┌──

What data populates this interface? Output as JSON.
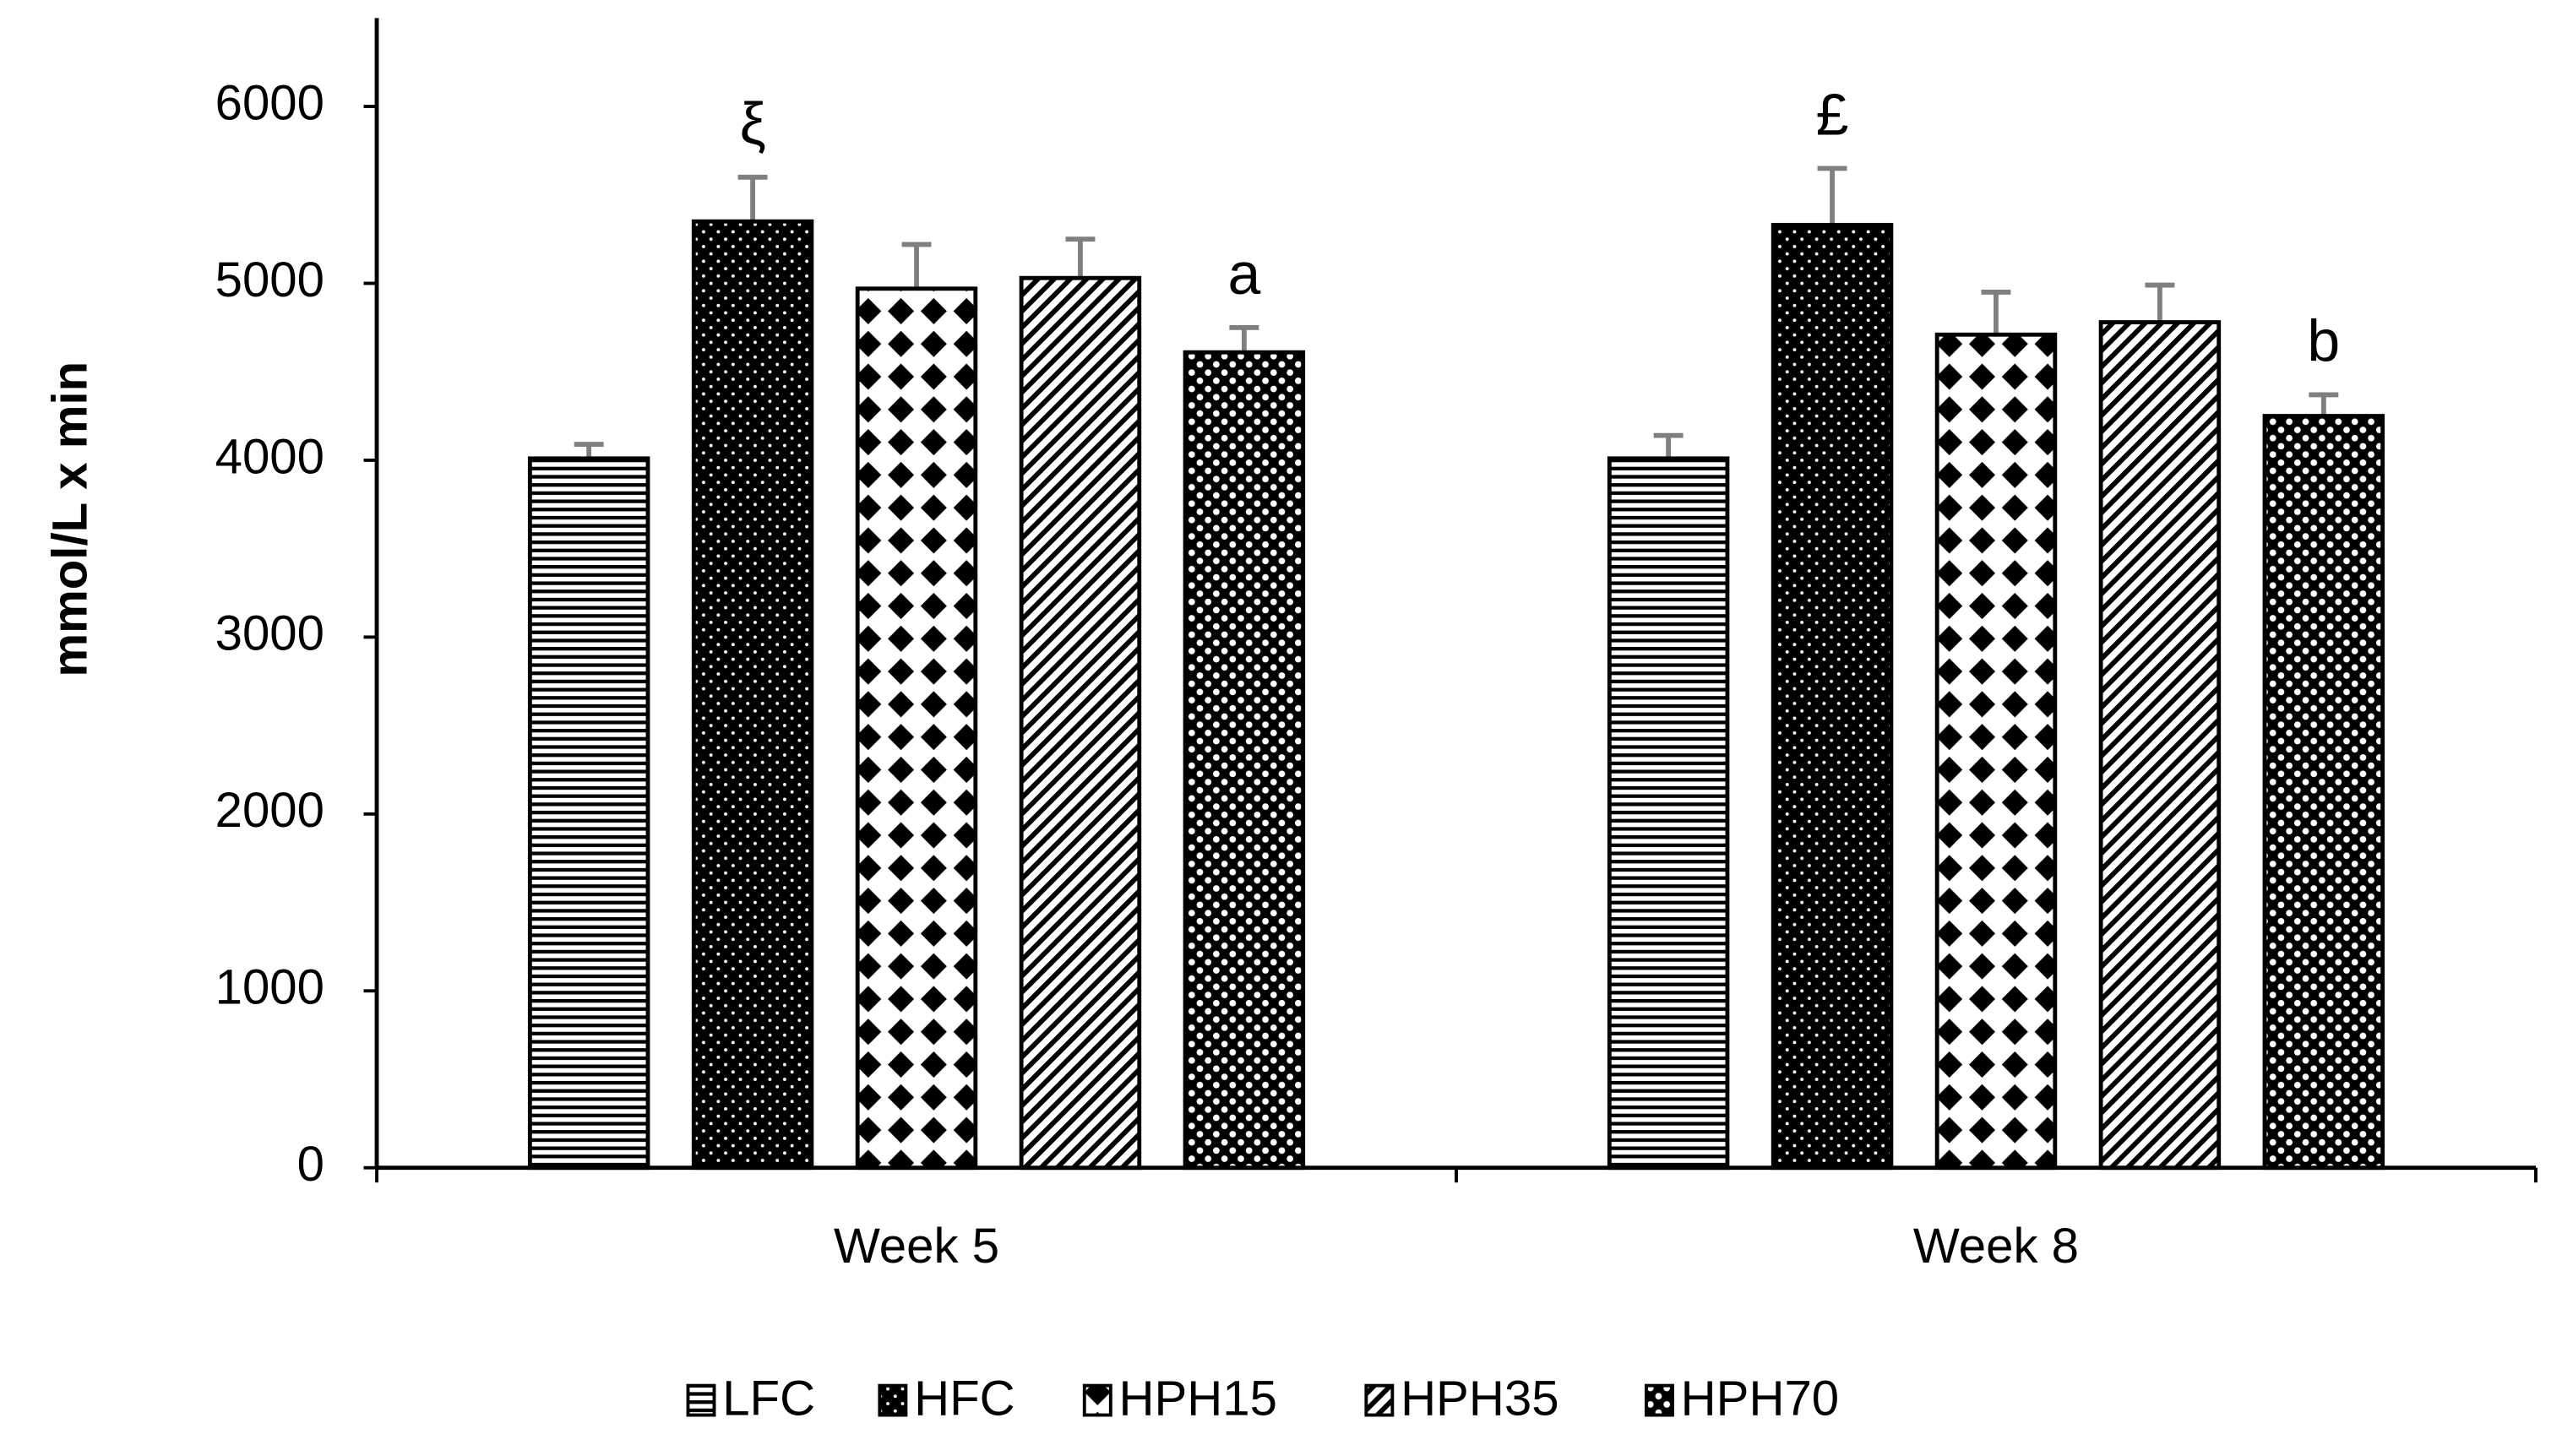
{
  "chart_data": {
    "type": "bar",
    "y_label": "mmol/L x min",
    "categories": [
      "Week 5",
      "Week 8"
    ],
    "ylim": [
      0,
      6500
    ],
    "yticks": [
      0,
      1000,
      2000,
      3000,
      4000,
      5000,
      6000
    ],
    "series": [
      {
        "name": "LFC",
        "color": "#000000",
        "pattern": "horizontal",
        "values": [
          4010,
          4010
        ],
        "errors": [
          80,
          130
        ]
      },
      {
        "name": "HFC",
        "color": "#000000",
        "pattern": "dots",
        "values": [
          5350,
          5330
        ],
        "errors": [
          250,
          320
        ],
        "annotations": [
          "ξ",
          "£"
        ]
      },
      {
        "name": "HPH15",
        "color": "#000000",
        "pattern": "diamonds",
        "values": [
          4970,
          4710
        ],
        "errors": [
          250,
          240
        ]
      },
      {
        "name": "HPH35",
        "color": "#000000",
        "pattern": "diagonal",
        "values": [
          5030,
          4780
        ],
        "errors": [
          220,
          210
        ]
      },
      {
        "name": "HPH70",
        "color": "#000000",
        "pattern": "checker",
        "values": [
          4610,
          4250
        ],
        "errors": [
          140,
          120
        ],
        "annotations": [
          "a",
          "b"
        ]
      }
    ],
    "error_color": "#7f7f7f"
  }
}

└──

What you need to do :: Using the records above, output their complete text exactly, minus any images.

Reply ::
What data populates this interface? Output as JSON.
{
  "chart_data": {
    "type": "bar",
    "y_label": "mmol/L x min",
    "categories": [
      "Week 5",
      "Week 8"
    ],
    "ylim": [
      0,
      6500
    ],
    "yticks": [
      0,
      1000,
      2000,
      3000,
      4000,
      5000,
      6000
    ],
    "series": [
      {
        "name": "LFC",
        "color": "#000000",
        "pattern": "horizontal",
        "values": [
          4010,
          4010
        ],
        "errors": [
          80,
          130
        ]
      },
      {
        "name": "HFC",
        "color": "#000000",
        "pattern": "dots",
        "values": [
          5350,
          5330
        ],
        "errors": [
          250,
          320
        ],
        "annotations": [
          "ξ",
          "£"
        ]
      },
      {
        "name": "HPH15",
        "color": "#000000",
        "pattern": "diamonds",
        "values": [
          4970,
          4710
        ],
        "errors": [
          250,
          240
        ]
      },
      {
        "name": "HPH35",
        "color": "#000000",
        "pattern": "diagonal",
        "values": [
          5030,
          4780
        ],
        "errors": [
          220,
          210
        ]
      },
      {
        "name": "HPH70",
        "color": "#000000",
        "pattern": "checker",
        "values": [
          4610,
          4250
        ],
        "errors": [
          140,
          120
        ],
        "annotations": [
          "a",
          "b"
        ]
      }
    ],
    "error_color": "#7f7f7f"
  }
}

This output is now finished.